** Recorded data **

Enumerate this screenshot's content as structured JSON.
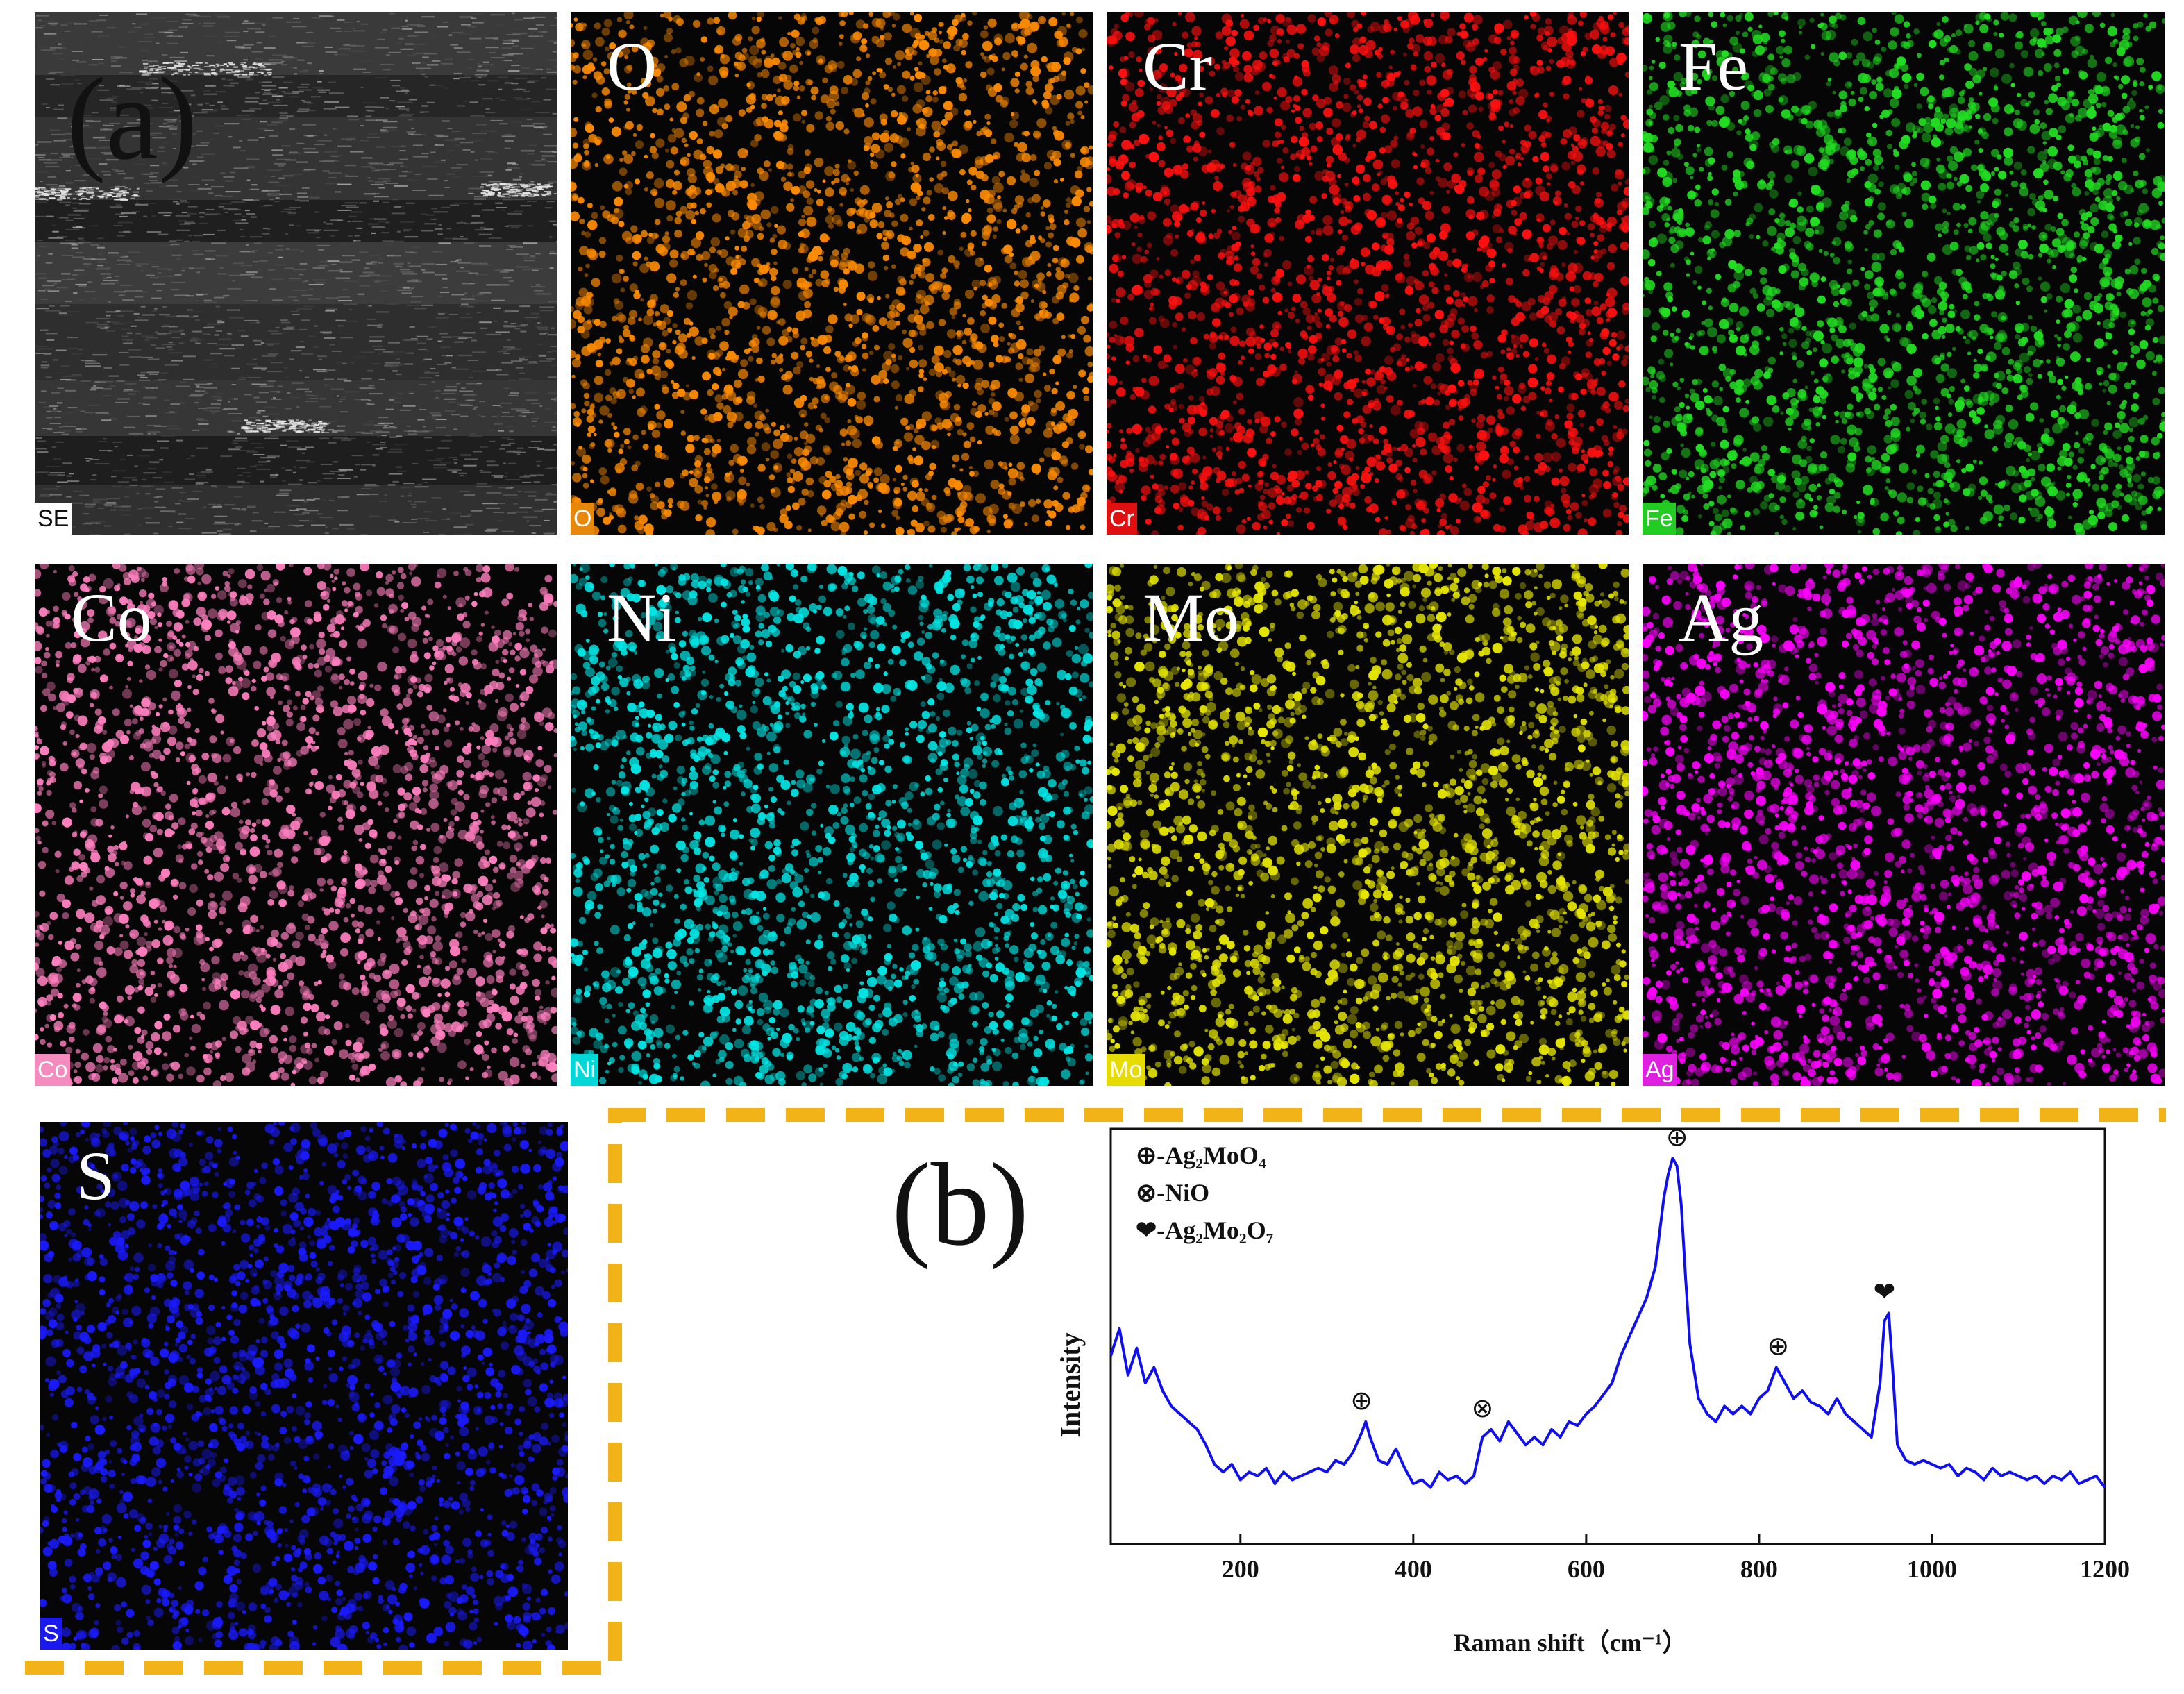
{
  "labels": {
    "panel_a": "(a)",
    "panel_b": "(b)"
  },
  "edx_maps": [
    {
      "element": "SE",
      "title": "",
      "tag": "SE",
      "color": "#a0a0a0",
      "tag_bg": "#ffffff",
      "tag_fg": "#111111"
    },
    {
      "element": "O",
      "title": "O",
      "tag": "O",
      "color": "#ff8c00",
      "tag_bg": "#e8880a",
      "tag_fg": "#ffffff"
    },
    {
      "element": "Cr",
      "title": "Cr",
      "tag": "Cr",
      "color": "#ff1010",
      "tag_bg": "#e01010",
      "tag_fg": "#ffffff"
    },
    {
      "element": "Fe",
      "title": "Fe",
      "tag": "Fe",
      "color": "#22dd22",
      "tag_bg": "#22cc22",
      "tag_fg": "#ffffff"
    },
    {
      "element": "Co",
      "title": "Co",
      "tag": "Co",
      "color": "#ff7fbf",
      "tag_bg": "#f58cc0",
      "tag_fg": "#ffffff"
    },
    {
      "element": "Ni",
      "title": "Ni",
      "tag": "Ni",
      "color": "#00e5e5",
      "tag_bg": "#00d7d7",
      "tag_fg": "#ffffff"
    },
    {
      "element": "Mo",
      "title": "Mo",
      "tag": "Mo",
      "color": "#e6e600",
      "tag_bg": "#e6dc00",
      "tag_fg": "#ffffff"
    },
    {
      "element": "Ag",
      "title": "Ag",
      "tag": "Ag",
      "color": "#ff00ff",
      "tag_bg": "#e020e0",
      "tag_fg": "#ffffff"
    },
    {
      "element": "S",
      "title": "S",
      "tag": "S",
      "color": "#1a1aff",
      "tag_bg": "#1a1aee",
      "tag_fg": "#ffffff"
    }
  ],
  "frame_color": "#f2b318",
  "chart_data": {
    "type": "line",
    "title": "",
    "xlabel": "Raman shift（cm⁻¹）",
    "ylabel": "Intensity",
    "xlim": [
      50,
      1200
    ],
    "ylim": [
      0,
      100
    ],
    "xticks": [
      200,
      400,
      600,
      800,
      1000,
      1200
    ],
    "show_yticks": false,
    "line_color": "#1010ee",
    "legend": [
      {
        "symbol": "⊕",
        "text": "-Ag₂MoO₄"
      },
      {
        "symbol": "⊗",
        "text": "-NiO"
      },
      {
        "symbol": "❤",
        "text": "-Ag₂Mo₂O₇"
      }
    ],
    "series": [
      {
        "name": "Raman spectrum",
        "x": [
          50,
          60,
          70,
          80,
          90,
          100,
          110,
          120,
          130,
          140,
          150,
          160,
          170,
          180,
          190,
          200,
          210,
          220,
          230,
          240,
          250,
          260,
          270,
          280,
          290,
          300,
          310,
          320,
          330,
          340,
          345,
          350,
          360,
          370,
          380,
          390,
          400,
          410,
          420,
          430,
          440,
          450,
          460,
          470,
          480,
          490,
          500,
          510,
          520,
          530,
          540,
          550,
          560,
          570,
          580,
          590,
          600,
          610,
          620,
          630,
          640,
          650,
          660,
          670,
          680,
          690,
          695,
          700,
          705,
          710,
          715,
          720,
          730,
          740,
          750,
          760,
          770,
          780,
          790,
          800,
          810,
          820,
          830,
          840,
          850,
          860,
          870,
          880,
          890,
          900,
          910,
          920,
          930,
          940,
          945,
          950,
          955,
          960,
          970,
          980,
          990,
          1000,
          1010,
          1020,
          1030,
          1040,
          1050,
          1060,
          1070,
          1080,
          1090,
          1100,
          1110,
          1120,
          1130,
          1140,
          1150,
          1160,
          1170,
          1180,
          1190,
          1200
        ],
        "y": [
          45,
          52,
          40,
          47,
          38,
          42,
          36,
          32,
          30,
          28,
          26,
          22,
          17,
          15,
          17,
          13,
          15,
          14,
          16,
          12,
          15,
          13,
          14,
          15,
          16,
          15,
          18,
          17,
          20,
          25,
          28,
          24,
          18,
          17,
          21,
          16,
          12,
          13,
          11,
          15,
          13,
          14,
          12,
          14,
          24,
          26,
          23,
          28,
          25,
          22,
          24,
          22,
          26,
          24,
          28,
          27,
          30,
          32,
          35,
          38,
          45,
          50,
          55,
          60,
          68,
          86,
          92,
          96,
          94,
          84,
          65,
          48,
          34,
          30,
          28,
          32,
          30,
          32,
          30,
          34,
          36,
          42,
          38,
          34,
          36,
          33,
          32,
          30,
          34,
          30,
          28,
          26,
          24,
          38,
          54,
          56,
          40,
          22,
          18,
          17,
          18,
          17,
          16,
          17,
          14,
          16,
          15,
          13,
          16,
          14,
          15,
          14,
          13,
          14,
          12,
          14,
          13,
          15,
          12,
          13,
          14,
          11
        ]
      }
    ],
    "annotations": [
      {
        "symbol": "⊕",
        "x": 340,
        "y": 28
      },
      {
        "symbol": "⊗",
        "x": 480,
        "y": 26
      },
      {
        "symbol": "⊕",
        "x": 705,
        "y": 96
      },
      {
        "symbol": "⊕",
        "x": 822,
        "y": 42
      },
      {
        "symbol": "❤",
        "x": 945,
        "y": 56
      }
    ]
  }
}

** Stated task **
Pictures are to be left out; repeat all the remaining data exactly.

** The solution **
Enumerate this screenshot's content as structured JSON.
{
  "labels": {
    "panel_a": "(a)",
    "panel_b": "(b)"
  },
  "edx_maps": [
    {
      "element": "SE",
      "title": "",
      "tag": "SE",
      "color": "#a0a0a0",
      "tag_bg": "#ffffff",
      "tag_fg": "#111111"
    },
    {
      "element": "O",
      "title": "O",
      "tag": "O",
      "color": "#ff8c00",
      "tag_bg": "#e8880a",
      "tag_fg": "#ffffff"
    },
    {
      "element": "Cr",
      "title": "Cr",
      "tag": "Cr",
      "color": "#ff1010",
      "tag_bg": "#e01010",
      "tag_fg": "#ffffff"
    },
    {
      "element": "Fe",
      "title": "Fe",
      "tag": "Fe",
      "color": "#22dd22",
      "tag_bg": "#22cc22",
      "tag_fg": "#ffffff"
    },
    {
      "element": "Co",
      "title": "Co",
      "tag": "Co",
      "color": "#ff7fbf",
      "tag_bg": "#f58cc0",
      "tag_fg": "#ffffff"
    },
    {
      "element": "Ni",
      "title": "Ni",
      "tag": "Ni",
      "color": "#00e5e5",
      "tag_bg": "#00d7d7",
      "tag_fg": "#ffffff"
    },
    {
      "element": "Mo",
      "title": "Mo",
      "tag": "Mo",
      "color": "#e6e600",
      "tag_bg": "#e6dc00",
      "tag_fg": "#ffffff"
    },
    {
      "element": "Ag",
      "title": "Ag",
      "tag": "Ag",
      "color": "#ff00ff",
      "tag_bg": "#e020e0",
      "tag_fg": "#ffffff"
    },
    {
      "element": "S",
      "title": "S",
      "tag": "S",
      "color": "#1a1aff",
      "tag_bg": "#1a1aee",
      "tag_fg": "#ffffff"
    }
  ],
  "frame_color": "#f2b318",
  "chart_data": {
    "type": "line",
    "title": "",
    "xlabel": "Raman shift（cm⁻¹）",
    "ylabel": "Intensity",
    "xlim": [
      50,
      1200
    ],
    "ylim": [
      0,
      100
    ],
    "xticks": [
      200,
      400,
      600,
      800,
      1000,
      1200
    ],
    "show_yticks": false,
    "line_color": "#1010ee",
    "legend": [
      {
        "symbol": "⊕",
        "text": "-Ag₂MoO₄"
      },
      {
        "symbol": "⊗",
        "text": "-NiO"
      },
      {
        "symbol": "❤",
        "text": "-Ag₂Mo₂O₇"
      }
    ],
    "series": [
      {
        "name": "Raman spectrum",
        "x": [
          50,
          60,
          70,
          80,
          90,
          100,
          110,
          120,
          130,
          140,
          150,
          160,
          170,
          180,
          190,
          200,
          210,
          220,
          230,
          240,
          250,
          260,
          270,
          280,
          290,
          300,
          310,
          320,
          330,
          340,
          345,
          350,
          360,
          370,
          380,
          390,
          400,
          410,
          420,
          430,
          440,
          450,
          460,
          470,
          480,
          490,
          500,
          510,
          520,
          530,
          540,
          550,
          560,
          570,
          580,
          590,
          600,
          610,
          620,
          630,
          640,
          650,
          660,
          670,
          680,
          690,
          695,
          700,
          705,
          710,
          715,
          720,
          730,
          740,
          750,
          760,
          770,
          780,
          790,
          800,
          810,
          820,
          830,
          840,
          850,
          860,
          870,
          880,
          890,
          900,
          910,
          920,
          930,
          940,
          945,
          950,
          955,
          960,
          970,
          980,
          990,
          1000,
          1010,
          1020,
          1030,
          1040,
          1050,
          1060,
          1070,
          1080,
          1090,
          1100,
          1110,
          1120,
          1130,
          1140,
          1150,
          1160,
          1170,
          1180,
          1190,
          1200
        ],
        "y": [
          45,
          52,
          40,
          47,
          38,
          42,
          36,
          32,
          30,
          28,
          26,
          22,
          17,
          15,
          17,
          13,
          15,
          14,
          16,
          12,
          15,
          13,
          14,
          15,
          16,
          15,
          18,
          17,
          20,
          25,
          28,
          24,
          18,
          17,
          21,
          16,
          12,
          13,
          11,
          15,
          13,
          14,
          12,
          14,
          24,
          26,
          23,
          28,
          25,
          22,
          24,
          22,
          26,
          24,
          28,
          27,
          30,
          32,
          35,
          38,
          45,
          50,
          55,
          60,
          68,
          86,
          92,
          96,
          94,
          84,
          65,
          48,
          34,
          30,
          28,
          32,
          30,
          32,
          30,
          34,
          36,
          42,
          38,
          34,
          36,
          33,
          32,
          30,
          34,
          30,
          28,
          26,
          24,
          38,
          54,
          56,
          40,
          22,
          18,
          17,
          18,
          17,
          16,
          17,
          14,
          16,
          15,
          13,
          16,
          14,
          15,
          14,
          13,
          14,
          12,
          14,
          13,
          15,
          12,
          13,
          14,
          11
        ]
      }
    ],
    "annotations": [
      {
        "symbol": "⊕",
        "x": 340,
        "y": 28
      },
      {
        "symbol": "⊗",
        "x": 480,
        "y": 26
      },
      {
        "symbol": "⊕",
        "x": 705,
        "y": 96
      },
      {
        "symbol": "⊕",
        "x": 822,
        "y": 42
      },
      {
        "symbol": "❤",
        "x": 945,
        "y": 56
      }
    ]
  }
}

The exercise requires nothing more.